### Set task:
Pull each line holding the word "Abdul" from the data.

-- -- --

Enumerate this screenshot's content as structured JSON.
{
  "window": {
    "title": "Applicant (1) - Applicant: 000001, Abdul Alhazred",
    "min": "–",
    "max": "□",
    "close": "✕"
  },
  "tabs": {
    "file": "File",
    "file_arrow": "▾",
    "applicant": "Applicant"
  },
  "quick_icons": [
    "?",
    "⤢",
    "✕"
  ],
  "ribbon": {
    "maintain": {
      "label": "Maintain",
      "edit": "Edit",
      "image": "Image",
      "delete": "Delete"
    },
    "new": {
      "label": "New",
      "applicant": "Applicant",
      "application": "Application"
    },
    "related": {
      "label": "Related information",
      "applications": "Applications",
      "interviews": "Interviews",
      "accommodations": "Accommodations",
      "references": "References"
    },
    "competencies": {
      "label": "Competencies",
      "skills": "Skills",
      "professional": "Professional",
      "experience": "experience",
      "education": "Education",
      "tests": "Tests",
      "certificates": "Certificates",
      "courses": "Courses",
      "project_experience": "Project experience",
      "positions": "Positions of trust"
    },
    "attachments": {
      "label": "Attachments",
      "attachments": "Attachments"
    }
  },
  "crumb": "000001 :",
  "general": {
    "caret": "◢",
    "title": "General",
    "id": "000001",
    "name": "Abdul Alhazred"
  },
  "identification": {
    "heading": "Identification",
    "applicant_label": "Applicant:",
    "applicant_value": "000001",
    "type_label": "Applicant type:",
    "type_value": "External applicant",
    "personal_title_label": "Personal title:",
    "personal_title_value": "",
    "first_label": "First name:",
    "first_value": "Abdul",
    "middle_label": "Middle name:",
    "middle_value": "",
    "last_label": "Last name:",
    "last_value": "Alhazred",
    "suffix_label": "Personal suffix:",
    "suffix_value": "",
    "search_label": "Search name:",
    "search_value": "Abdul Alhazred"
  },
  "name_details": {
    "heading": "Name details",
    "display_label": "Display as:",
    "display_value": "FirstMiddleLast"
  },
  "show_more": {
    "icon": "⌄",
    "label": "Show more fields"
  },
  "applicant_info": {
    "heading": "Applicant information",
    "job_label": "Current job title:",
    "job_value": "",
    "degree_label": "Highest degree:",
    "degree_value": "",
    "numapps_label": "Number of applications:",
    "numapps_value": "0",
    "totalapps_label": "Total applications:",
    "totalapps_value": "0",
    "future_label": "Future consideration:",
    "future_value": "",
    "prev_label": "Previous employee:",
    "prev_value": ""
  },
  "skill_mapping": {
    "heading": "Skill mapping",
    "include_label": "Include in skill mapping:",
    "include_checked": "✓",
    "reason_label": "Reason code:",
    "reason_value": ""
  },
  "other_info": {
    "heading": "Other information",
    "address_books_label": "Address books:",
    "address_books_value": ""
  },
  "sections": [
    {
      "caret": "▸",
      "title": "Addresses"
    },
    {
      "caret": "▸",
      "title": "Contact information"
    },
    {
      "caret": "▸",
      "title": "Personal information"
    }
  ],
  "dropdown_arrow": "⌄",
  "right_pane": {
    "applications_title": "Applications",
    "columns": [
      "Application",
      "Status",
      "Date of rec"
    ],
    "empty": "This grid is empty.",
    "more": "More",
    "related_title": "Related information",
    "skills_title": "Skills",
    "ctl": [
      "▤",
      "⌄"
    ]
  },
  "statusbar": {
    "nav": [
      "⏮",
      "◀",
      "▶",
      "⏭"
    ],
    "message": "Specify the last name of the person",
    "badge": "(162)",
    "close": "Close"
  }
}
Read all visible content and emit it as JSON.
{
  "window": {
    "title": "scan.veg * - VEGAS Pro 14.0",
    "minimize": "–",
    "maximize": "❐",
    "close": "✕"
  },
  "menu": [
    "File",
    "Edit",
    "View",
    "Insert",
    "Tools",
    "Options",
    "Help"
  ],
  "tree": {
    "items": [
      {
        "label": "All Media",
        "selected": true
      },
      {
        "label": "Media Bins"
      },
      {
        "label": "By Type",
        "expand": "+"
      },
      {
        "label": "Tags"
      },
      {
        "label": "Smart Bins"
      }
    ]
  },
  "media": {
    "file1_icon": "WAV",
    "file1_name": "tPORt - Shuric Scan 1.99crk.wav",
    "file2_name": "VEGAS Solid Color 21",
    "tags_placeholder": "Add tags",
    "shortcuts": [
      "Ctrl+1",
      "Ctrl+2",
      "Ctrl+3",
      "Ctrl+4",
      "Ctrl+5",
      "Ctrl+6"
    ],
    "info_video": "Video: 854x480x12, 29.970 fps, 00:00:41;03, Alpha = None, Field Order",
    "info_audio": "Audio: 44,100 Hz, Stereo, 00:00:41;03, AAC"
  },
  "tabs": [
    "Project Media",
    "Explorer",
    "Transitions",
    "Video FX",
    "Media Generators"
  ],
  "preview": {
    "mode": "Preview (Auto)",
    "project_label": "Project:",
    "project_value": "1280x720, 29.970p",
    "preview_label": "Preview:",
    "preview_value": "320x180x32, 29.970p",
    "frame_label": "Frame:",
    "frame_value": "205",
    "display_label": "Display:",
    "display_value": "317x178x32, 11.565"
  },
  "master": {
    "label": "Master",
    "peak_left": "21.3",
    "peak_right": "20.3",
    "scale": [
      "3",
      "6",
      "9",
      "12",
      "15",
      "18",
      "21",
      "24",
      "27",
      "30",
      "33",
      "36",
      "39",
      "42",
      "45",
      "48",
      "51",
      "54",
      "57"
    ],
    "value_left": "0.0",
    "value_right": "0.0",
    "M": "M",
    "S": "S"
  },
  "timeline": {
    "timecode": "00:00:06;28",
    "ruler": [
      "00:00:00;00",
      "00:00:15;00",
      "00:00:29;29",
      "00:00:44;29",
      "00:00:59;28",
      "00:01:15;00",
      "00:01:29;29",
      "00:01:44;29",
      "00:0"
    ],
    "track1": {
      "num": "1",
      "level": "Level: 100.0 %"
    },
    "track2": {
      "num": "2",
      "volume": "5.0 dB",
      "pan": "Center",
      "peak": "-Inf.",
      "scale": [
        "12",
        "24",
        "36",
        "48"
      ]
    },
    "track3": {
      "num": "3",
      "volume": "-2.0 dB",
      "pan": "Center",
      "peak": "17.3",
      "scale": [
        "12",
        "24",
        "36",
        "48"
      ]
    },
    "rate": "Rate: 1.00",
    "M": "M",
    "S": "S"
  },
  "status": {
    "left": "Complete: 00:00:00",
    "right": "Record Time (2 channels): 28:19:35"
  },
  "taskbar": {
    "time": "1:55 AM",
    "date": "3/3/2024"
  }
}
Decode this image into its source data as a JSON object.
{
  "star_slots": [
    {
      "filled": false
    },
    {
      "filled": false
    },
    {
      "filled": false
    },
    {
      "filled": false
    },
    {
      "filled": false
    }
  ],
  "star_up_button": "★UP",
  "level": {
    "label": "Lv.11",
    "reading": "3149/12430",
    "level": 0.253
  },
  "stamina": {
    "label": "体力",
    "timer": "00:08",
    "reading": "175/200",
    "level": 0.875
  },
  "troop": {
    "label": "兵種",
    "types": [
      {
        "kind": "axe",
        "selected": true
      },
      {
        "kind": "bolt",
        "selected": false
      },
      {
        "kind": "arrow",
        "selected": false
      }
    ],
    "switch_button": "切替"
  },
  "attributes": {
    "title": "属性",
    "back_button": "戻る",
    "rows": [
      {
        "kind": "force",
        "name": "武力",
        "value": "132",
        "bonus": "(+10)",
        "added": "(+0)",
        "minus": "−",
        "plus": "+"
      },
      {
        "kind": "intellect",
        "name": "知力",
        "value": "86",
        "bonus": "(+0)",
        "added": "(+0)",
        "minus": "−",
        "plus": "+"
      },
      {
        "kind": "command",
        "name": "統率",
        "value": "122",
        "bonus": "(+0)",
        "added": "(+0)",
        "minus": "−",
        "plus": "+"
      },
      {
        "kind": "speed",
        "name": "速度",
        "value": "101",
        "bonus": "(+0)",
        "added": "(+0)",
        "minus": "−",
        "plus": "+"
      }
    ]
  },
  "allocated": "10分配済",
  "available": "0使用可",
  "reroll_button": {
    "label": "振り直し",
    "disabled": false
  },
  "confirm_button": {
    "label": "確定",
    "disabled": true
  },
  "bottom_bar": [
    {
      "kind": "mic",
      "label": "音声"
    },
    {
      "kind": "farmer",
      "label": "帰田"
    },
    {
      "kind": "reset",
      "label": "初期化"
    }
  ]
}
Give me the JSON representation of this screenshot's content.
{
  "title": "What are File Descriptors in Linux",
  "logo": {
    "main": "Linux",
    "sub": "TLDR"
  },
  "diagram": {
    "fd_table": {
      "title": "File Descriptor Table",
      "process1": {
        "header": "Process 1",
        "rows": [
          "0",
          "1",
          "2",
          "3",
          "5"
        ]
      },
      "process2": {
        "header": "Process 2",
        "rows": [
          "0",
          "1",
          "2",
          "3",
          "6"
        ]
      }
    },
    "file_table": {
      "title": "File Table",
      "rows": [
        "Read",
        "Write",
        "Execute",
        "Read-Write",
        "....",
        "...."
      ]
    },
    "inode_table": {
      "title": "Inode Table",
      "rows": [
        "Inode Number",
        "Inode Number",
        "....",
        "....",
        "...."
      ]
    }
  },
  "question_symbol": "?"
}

-- -- --

### Result for this task:
    "title": "Applicant (1) - Applicant: 000001, Abdul Alhazred",
    "name": "Abdul Alhazred"
    "first_value": "Abdul",
    "search_value": "Abdul Alhazred"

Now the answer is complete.